(Dataset listings of figures)
***

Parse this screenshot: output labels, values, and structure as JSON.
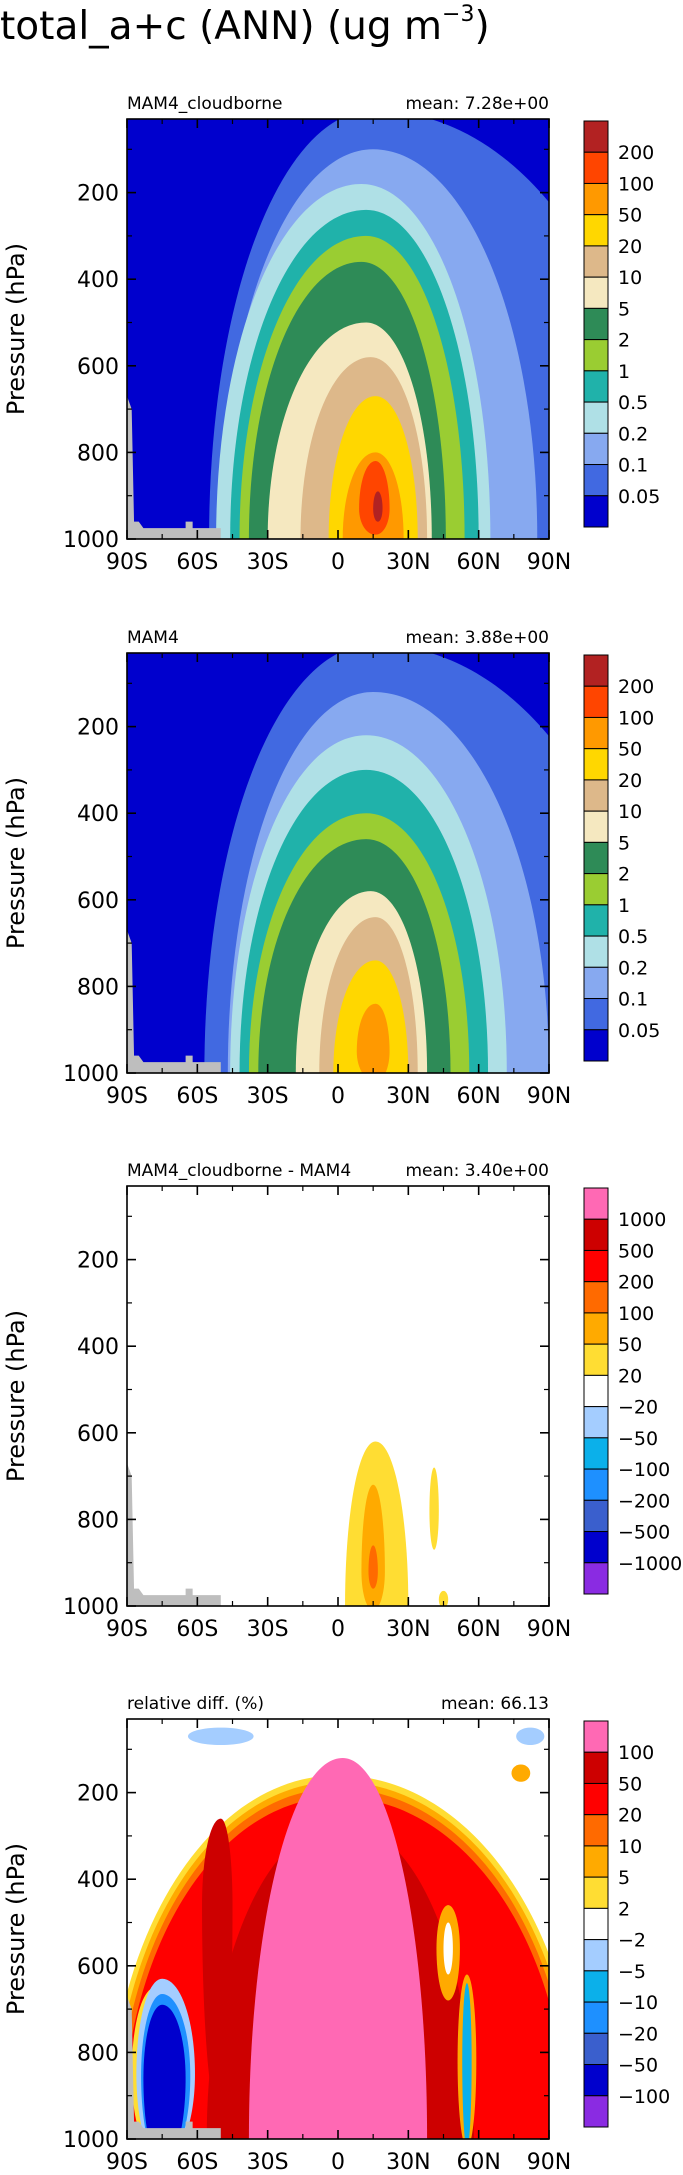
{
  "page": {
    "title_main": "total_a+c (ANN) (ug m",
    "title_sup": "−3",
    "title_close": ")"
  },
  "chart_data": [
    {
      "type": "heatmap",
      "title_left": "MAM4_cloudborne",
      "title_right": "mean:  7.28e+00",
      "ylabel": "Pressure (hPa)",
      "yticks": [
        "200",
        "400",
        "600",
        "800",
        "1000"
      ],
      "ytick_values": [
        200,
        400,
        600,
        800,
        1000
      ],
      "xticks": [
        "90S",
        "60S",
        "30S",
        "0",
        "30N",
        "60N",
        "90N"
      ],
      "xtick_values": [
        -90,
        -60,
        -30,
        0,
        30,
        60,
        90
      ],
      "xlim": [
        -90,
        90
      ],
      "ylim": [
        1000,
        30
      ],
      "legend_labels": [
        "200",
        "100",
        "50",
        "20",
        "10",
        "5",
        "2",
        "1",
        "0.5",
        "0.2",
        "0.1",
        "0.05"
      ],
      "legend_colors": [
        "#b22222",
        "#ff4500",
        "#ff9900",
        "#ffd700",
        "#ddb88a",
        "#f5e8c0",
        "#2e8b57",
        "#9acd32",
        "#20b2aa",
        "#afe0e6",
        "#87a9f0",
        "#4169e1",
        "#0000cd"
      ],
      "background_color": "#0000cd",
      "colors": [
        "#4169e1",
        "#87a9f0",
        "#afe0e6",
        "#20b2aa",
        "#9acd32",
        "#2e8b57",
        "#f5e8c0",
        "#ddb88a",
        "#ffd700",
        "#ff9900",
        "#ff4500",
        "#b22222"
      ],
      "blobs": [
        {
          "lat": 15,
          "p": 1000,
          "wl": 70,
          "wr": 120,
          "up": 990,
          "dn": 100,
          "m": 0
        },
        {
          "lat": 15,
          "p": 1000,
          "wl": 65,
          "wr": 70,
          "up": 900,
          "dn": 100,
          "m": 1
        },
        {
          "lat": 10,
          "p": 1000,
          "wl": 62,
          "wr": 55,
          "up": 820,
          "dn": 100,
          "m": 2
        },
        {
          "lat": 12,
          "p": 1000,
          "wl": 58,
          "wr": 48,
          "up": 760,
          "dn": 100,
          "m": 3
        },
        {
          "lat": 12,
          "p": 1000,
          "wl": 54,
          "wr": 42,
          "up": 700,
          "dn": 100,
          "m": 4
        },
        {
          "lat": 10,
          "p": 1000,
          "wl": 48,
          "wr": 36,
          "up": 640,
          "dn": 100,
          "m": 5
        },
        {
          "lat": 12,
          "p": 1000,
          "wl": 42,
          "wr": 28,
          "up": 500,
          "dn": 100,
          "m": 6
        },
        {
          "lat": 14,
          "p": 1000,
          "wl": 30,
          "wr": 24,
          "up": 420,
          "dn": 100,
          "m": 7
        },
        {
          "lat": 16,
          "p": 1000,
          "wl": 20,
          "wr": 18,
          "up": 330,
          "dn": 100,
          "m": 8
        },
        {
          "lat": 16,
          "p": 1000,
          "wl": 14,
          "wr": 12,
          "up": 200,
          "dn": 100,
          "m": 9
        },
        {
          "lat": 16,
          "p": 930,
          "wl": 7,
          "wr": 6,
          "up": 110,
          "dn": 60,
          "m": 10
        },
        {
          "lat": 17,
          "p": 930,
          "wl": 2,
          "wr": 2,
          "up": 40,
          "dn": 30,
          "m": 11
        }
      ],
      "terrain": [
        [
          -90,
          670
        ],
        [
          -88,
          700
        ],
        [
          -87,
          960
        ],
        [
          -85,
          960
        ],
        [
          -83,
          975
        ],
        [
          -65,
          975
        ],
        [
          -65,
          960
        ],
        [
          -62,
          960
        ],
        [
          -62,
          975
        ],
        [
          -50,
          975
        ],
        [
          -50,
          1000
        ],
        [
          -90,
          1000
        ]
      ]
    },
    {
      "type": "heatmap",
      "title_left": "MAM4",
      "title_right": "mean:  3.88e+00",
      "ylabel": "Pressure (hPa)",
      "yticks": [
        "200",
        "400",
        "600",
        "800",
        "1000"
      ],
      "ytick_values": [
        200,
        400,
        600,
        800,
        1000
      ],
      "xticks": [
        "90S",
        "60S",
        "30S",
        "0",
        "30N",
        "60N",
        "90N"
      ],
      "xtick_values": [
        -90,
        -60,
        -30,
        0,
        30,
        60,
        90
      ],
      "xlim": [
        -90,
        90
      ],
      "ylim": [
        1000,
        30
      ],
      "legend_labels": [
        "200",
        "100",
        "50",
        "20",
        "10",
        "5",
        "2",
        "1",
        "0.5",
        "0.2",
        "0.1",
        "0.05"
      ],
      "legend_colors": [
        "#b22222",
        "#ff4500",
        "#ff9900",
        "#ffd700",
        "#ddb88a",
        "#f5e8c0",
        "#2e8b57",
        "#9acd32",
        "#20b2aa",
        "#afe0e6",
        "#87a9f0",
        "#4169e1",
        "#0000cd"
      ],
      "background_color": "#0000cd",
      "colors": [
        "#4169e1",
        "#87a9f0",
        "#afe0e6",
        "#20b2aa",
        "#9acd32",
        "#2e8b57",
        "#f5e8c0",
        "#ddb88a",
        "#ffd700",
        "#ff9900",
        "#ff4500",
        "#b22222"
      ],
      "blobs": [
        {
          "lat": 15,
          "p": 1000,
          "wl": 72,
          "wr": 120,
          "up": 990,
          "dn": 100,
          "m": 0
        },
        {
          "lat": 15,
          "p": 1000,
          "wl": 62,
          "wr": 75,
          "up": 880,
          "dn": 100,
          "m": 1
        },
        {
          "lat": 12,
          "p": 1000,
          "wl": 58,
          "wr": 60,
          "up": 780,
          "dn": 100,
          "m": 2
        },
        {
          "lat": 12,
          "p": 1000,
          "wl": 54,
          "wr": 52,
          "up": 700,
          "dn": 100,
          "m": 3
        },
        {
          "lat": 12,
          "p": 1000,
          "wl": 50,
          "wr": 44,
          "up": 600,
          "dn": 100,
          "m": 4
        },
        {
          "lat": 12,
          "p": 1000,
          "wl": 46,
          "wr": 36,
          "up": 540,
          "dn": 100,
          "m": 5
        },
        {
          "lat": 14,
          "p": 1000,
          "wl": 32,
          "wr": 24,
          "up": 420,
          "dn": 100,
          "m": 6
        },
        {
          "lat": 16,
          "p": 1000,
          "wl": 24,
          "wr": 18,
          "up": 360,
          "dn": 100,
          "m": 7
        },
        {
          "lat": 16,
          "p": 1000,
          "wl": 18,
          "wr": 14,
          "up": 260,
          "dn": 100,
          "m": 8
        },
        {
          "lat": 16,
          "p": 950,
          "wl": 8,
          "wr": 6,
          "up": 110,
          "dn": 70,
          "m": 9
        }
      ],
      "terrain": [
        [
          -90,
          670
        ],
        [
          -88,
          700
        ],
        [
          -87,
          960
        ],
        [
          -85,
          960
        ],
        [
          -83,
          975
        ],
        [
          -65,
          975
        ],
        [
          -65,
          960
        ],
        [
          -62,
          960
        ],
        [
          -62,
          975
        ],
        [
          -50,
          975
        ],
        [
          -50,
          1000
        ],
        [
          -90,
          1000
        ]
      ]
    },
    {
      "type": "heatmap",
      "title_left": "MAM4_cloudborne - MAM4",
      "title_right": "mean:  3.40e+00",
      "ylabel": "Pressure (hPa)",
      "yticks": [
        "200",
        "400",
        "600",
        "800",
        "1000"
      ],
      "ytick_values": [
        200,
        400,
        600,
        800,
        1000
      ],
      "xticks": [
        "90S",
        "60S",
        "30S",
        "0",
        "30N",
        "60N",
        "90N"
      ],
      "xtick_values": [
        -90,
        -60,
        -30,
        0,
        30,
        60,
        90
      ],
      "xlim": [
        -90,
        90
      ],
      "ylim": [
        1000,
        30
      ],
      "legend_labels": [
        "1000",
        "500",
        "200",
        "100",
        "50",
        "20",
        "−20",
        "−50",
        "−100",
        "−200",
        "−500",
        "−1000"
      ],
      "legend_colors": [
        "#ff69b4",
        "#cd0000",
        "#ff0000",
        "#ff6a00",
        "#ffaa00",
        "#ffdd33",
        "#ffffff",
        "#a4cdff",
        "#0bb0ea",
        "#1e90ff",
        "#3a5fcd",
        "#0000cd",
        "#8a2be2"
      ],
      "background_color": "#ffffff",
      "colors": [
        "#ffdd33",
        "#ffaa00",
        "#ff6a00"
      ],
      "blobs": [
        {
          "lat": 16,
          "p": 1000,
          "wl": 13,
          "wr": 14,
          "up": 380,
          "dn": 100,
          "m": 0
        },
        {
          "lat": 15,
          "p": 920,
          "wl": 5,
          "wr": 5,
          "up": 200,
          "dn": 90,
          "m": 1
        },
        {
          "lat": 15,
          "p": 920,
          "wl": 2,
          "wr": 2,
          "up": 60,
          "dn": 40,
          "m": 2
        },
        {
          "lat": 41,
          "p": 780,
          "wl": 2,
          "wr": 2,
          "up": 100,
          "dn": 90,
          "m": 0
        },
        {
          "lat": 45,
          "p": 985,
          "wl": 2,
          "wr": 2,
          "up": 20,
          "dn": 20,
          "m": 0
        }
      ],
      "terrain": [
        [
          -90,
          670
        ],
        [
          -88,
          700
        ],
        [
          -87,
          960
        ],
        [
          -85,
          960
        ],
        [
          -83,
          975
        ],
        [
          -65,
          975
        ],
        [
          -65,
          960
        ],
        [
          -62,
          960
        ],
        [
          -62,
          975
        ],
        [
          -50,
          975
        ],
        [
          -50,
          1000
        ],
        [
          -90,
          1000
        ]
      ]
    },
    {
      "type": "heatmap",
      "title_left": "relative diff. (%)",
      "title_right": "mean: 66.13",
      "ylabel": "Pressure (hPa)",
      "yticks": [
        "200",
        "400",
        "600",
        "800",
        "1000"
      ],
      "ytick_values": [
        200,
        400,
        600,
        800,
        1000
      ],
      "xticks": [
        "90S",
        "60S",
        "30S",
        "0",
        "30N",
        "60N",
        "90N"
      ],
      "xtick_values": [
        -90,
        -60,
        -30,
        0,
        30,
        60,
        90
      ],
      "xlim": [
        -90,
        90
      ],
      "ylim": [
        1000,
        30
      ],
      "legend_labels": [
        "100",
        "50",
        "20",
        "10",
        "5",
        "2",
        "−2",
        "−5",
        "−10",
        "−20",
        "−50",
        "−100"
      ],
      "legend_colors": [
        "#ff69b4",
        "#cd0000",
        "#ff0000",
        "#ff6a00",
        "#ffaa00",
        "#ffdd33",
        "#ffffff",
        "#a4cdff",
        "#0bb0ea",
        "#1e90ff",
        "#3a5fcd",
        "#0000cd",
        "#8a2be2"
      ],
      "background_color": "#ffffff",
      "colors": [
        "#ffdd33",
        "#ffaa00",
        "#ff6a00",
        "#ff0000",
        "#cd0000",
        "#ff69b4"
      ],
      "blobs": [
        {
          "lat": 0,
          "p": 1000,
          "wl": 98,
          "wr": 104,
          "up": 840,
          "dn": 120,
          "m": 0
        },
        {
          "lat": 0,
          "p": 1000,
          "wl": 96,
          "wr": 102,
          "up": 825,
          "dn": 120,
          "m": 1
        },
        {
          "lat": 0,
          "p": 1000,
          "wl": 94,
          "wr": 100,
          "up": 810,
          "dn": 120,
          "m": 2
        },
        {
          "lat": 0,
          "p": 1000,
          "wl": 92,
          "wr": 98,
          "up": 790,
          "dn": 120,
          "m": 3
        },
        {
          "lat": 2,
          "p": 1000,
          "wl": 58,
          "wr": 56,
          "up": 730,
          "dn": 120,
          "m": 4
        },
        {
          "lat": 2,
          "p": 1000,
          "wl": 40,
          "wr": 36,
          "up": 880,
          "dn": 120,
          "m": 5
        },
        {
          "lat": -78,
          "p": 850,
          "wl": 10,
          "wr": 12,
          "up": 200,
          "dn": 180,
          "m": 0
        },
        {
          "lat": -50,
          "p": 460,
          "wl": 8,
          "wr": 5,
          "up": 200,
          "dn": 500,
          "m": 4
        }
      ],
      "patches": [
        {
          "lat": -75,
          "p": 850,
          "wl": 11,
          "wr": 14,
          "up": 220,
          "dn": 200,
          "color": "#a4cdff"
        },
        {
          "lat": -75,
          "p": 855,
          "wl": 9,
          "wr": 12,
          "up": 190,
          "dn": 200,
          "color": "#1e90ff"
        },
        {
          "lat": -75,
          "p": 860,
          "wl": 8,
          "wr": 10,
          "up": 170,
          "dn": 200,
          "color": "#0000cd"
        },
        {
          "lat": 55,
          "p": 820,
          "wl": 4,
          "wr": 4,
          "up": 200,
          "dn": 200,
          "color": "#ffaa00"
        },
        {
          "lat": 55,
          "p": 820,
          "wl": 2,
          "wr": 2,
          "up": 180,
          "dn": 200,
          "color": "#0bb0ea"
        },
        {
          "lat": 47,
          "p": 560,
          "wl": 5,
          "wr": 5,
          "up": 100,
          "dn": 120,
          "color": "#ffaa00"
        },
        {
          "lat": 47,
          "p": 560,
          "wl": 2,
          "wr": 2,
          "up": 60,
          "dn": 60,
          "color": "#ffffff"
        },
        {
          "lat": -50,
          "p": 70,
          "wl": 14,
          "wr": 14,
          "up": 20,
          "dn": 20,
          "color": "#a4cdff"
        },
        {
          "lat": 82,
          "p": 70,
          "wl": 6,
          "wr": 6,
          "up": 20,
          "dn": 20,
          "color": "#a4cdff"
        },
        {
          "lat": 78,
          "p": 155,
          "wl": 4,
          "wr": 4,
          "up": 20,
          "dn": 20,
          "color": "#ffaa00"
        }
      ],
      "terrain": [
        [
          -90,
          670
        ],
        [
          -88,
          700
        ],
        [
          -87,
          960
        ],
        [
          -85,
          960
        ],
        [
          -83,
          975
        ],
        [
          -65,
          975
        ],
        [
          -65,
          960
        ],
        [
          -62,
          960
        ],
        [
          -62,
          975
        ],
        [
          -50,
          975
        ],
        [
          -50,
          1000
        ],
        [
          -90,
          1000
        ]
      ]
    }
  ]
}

***

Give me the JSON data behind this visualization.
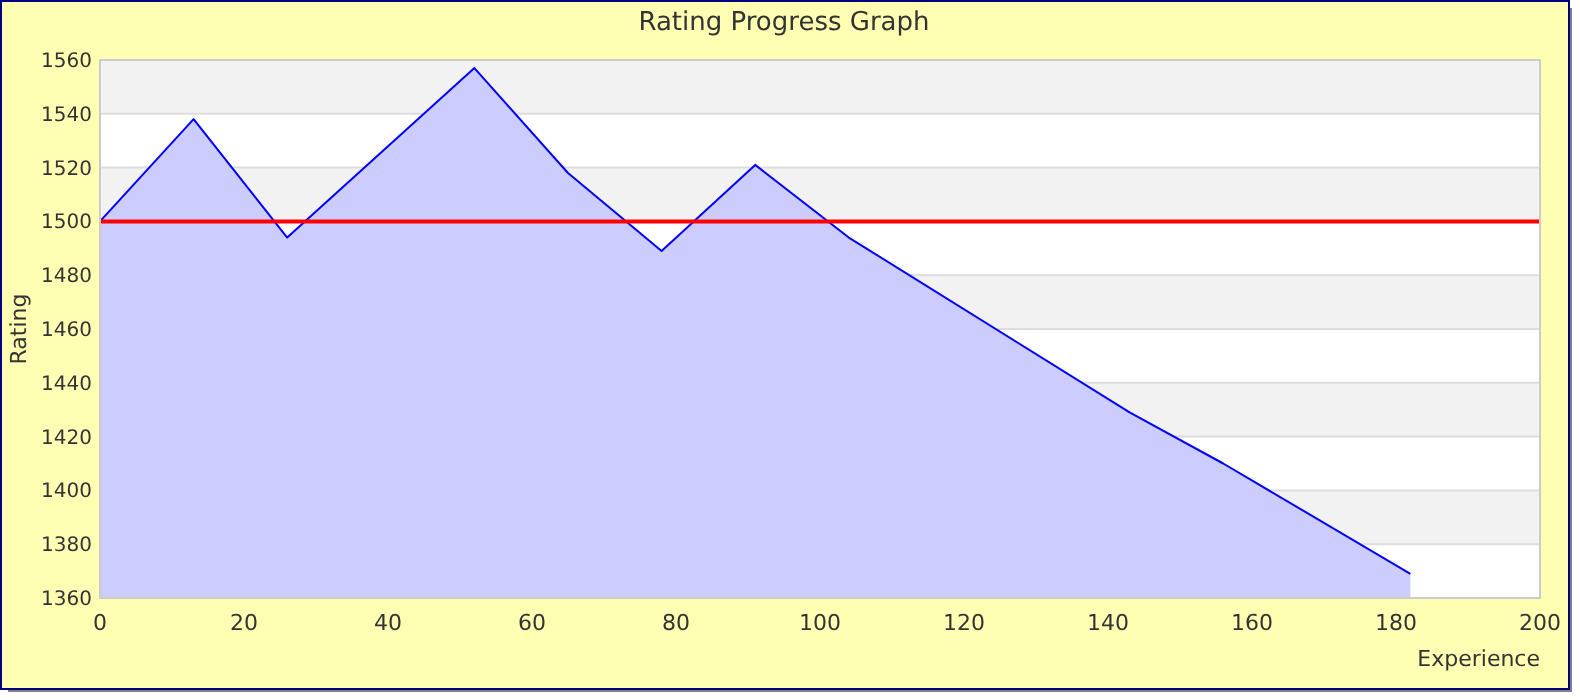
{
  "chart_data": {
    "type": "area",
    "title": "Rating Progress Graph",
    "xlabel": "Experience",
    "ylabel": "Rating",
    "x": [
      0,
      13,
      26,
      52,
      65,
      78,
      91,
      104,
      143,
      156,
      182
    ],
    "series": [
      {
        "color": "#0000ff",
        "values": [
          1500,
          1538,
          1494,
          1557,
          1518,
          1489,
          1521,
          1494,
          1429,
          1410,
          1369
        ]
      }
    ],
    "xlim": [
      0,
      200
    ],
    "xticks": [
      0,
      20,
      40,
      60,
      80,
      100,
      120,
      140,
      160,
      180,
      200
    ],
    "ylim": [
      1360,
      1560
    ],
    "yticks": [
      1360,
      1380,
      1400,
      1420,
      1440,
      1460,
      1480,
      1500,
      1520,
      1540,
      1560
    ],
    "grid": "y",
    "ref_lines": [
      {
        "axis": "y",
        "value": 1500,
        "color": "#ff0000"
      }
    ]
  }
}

***

Copy out every line of the listing that contains the string "mean".

      "title_right": "mean:  7.28e+00",
      "title_right": "mean:  3.88e+00",
      "title_right": "mean:  3.40e+00",
      "title_right": "mean: 66.13",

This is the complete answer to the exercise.